Records for the exercise:
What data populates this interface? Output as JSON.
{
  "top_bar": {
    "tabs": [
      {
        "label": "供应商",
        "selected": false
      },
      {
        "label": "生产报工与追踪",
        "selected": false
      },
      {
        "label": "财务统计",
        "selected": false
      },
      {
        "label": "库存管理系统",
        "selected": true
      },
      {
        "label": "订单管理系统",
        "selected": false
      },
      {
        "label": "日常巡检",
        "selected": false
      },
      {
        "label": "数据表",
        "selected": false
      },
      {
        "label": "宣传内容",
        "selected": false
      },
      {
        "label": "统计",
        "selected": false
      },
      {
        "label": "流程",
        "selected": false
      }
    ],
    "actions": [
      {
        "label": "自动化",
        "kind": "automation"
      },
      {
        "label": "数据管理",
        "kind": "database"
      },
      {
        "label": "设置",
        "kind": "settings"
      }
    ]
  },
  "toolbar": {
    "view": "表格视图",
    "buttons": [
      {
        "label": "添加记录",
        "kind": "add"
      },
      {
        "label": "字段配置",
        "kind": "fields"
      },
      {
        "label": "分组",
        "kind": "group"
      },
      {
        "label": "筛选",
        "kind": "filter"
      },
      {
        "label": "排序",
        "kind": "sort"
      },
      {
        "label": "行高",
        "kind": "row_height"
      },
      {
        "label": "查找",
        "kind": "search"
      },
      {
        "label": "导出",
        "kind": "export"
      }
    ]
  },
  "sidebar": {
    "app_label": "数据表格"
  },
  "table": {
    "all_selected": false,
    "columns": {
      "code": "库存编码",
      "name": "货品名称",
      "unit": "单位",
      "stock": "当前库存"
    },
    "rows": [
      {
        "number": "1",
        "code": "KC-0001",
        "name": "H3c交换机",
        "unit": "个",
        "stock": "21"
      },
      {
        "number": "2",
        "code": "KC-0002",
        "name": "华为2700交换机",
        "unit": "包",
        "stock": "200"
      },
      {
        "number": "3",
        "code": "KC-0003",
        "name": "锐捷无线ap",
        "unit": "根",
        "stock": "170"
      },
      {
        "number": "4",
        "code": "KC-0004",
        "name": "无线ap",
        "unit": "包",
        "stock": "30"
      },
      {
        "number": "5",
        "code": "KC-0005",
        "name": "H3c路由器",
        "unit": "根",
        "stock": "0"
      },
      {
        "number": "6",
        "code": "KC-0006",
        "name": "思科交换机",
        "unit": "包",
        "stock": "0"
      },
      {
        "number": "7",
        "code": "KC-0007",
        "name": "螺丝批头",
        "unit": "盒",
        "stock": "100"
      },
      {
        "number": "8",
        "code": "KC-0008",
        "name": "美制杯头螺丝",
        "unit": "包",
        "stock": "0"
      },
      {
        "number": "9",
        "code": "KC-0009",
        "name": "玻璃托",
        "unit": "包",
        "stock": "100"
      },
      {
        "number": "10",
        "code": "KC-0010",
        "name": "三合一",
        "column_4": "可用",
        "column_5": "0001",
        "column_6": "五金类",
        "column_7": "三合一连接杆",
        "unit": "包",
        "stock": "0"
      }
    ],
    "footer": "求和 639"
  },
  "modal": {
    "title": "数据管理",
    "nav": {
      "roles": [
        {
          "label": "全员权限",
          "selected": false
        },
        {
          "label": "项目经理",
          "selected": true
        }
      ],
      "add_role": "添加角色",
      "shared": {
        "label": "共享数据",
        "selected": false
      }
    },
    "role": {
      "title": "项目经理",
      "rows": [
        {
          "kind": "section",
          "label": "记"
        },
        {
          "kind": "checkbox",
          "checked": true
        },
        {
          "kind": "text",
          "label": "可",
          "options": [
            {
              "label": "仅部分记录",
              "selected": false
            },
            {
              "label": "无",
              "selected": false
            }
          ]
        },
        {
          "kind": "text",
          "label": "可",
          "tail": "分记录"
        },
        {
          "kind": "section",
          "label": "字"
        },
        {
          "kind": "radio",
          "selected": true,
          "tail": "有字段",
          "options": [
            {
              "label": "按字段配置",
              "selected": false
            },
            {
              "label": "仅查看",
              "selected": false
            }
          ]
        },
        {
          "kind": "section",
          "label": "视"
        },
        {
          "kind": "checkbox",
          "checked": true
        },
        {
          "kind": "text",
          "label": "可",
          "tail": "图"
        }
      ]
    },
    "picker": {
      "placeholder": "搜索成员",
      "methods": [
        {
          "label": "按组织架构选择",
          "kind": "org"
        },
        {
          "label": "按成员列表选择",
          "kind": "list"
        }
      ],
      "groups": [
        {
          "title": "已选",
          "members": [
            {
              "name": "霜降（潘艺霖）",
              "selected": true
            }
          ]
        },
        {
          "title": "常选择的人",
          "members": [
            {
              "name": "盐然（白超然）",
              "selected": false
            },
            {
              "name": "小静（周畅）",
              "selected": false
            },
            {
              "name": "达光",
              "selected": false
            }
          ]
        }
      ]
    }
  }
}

Task statement: Return all of the entries exactly as they were supplied.

Correct answer:
What data populates this interface? Output as JSON.
{
  "top_bar": {
    "tabs": [
      {
        "label": "供应商",
        "selected": false
      },
      {
        "label": "生产报工与追踪",
        "selected": false
      },
      {
        "label": "财务统计",
        "selected": false
      },
      {
        "label": "库存管理系统",
        "selected": true
      },
      {
        "label": "订单管理系统",
        "selected": false
      },
      {
        "label": "日常巡检",
        "selected": false
      },
      {
        "label": "数据表",
        "selected": false
      },
      {
        "label": "宣传内容",
        "selected": false
      },
      {
        "label": "统计",
        "selected": false
      },
      {
        "label": "流程",
        "selected": false
      }
    ],
    "actions": [
      {
        "label": "自动化",
        "kind": "automation"
      },
      {
        "label": "数据管理",
        "kind": "database"
      },
      {
        "label": "设置",
        "kind": "settings"
      }
    ]
  },
  "toolbar": {
    "view": "表格视图",
    "buttons": [
      {
        "label": "添加记录",
        "kind": "add"
      },
      {
        "label": "字段配置",
        "kind": "fields"
      },
      {
        "label": "分组",
        "kind": "group"
      },
      {
        "label": "筛选",
        "kind": "filter"
      },
      {
        "label": "排序",
        "kind": "sort"
      },
      {
        "label": "行高",
        "kind": "row_height"
      },
      {
        "label": "查找",
        "kind": "search"
      },
      {
        "label": "导出",
        "kind": "export"
      }
    ]
  },
  "sidebar": {
    "app_label": "数据表格"
  },
  "table": {
    "all_selected": false,
    "columns": {
      "code": "库存编码",
      "name": "货品名称",
      "unit": "单位",
      "stock": "当前库存"
    },
    "rows": [
      {
        "number": "1",
        "code": "KC-0001",
        "name": "H3c交换机",
        "unit": "个",
        "stock": "21"
      },
      {
        "number": "2",
        "code": "KC-0002",
        "name": "华为2700交换机",
        "unit": "包",
        "stock": "200"
      },
      {
        "number": "3",
        "code": "KC-0003",
        "name": "锐捷无线ap",
        "unit": "根",
        "stock": "170"
      },
      {
        "number": "4",
        "code": "KC-0004",
        "name": "无线ap",
        "unit": "包",
        "stock": "30"
      },
      {
        "number": "5",
        "code": "KC-0005",
        "name": "H3c路由器",
        "unit": "根",
        "stock": "0"
      },
      {
        "number": "6",
        "code": "KC-0006",
        "name": "思科交换机",
        "unit": "包",
        "stock": "0"
      },
      {
        "number": "7",
        "code": "KC-0007",
        "name": "螺丝批头",
        "unit": "盒",
        "stock": "100"
      },
      {
        "number": "8",
        "code": "KC-0008",
        "name": "美制杯头螺丝",
        "unit": "包",
        "stock": "0"
      },
      {
        "number": "9",
        "code": "KC-0009",
        "name": "玻璃托",
        "unit": "包",
        "stock": "100"
      },
      {
        "number": "10",
        "code": "KC-0010",
        "name": "三合一",
        "column_4": "可用",
        "column_5": "0001",
        "column_6": "五金类",
        "column_7": "三合一连接杆",
        "unit": "包",
        "stock": "0"
      }
    ],
    "footer": "求和 639"
  },
  "modal": {
    "title": "数据管理",
    "nav": {
      "roles": [
        {
          "label": "全员权限",
          "selected": false
        },
        {
          "label": "项目经理",
          "selected": true
        }
      ],
      "add_role": "添加角色",
      "shared": {
        "label": "共享数据",
        "selected": false
      }
    },
    "role": {
      "title": "项目经理",
      "rows": [
        {
          "kind": "section",
          "label": "记"
        },
        {
          "kind": "checkbox",
          "checked": true
        },
        {
          "kind": "text",
          "label": "可",
          "options": [
            {
              "label": "仅部分记录",
              "selected": false
            },
            {
              "label": "无",
              "selected": false
            }
          ]
        },
        {
          "kind": "text",
          "label": "可",
          "tail": "分记录"
        },
        {
          "kind": "section",
          "label": "字"
        },
        {
          "kind": "radio",
          "selected": true,
          "tail": "有字段",
          "options": [
            {
              "label": "按字段配置",
              "selected": false
            },
            {
              "label": "仅查看",
              "selected": false
            }
          ]
        },
        {
          "kind": "section",
          "label": "视"
        },
        {
          "kind": "checkbox",
          "checked": true
        },
        {
          "kind": "text",
          "label": "可",
          "tail": "图"
        }
      ]
    },
    "picker": {
      "placeholder": "搜索成员",
      "methods": [
        {
          "label": "按组织架构选择",
          "kind": "org"
        },
        {
          "label": "按成员列表选择",
          "kind": "list"
        }
      ],
      "groups": [
        {
          "title": "已选",
          "members": [
            {
              "name": "霜降（潘艺霖）",
              "selected": true
            }
          ]
        },
        {
          "title": "常选择的人",
          "members": [
            {
              "name": "盐然（白超然）",
              "selected": false
            },
            {
              "name": "小静（周畅）",
              "selected": false
            },
            {
              "name": "达光",
              "selected": false
            }
          ]
        }
      ]
    }
  }
}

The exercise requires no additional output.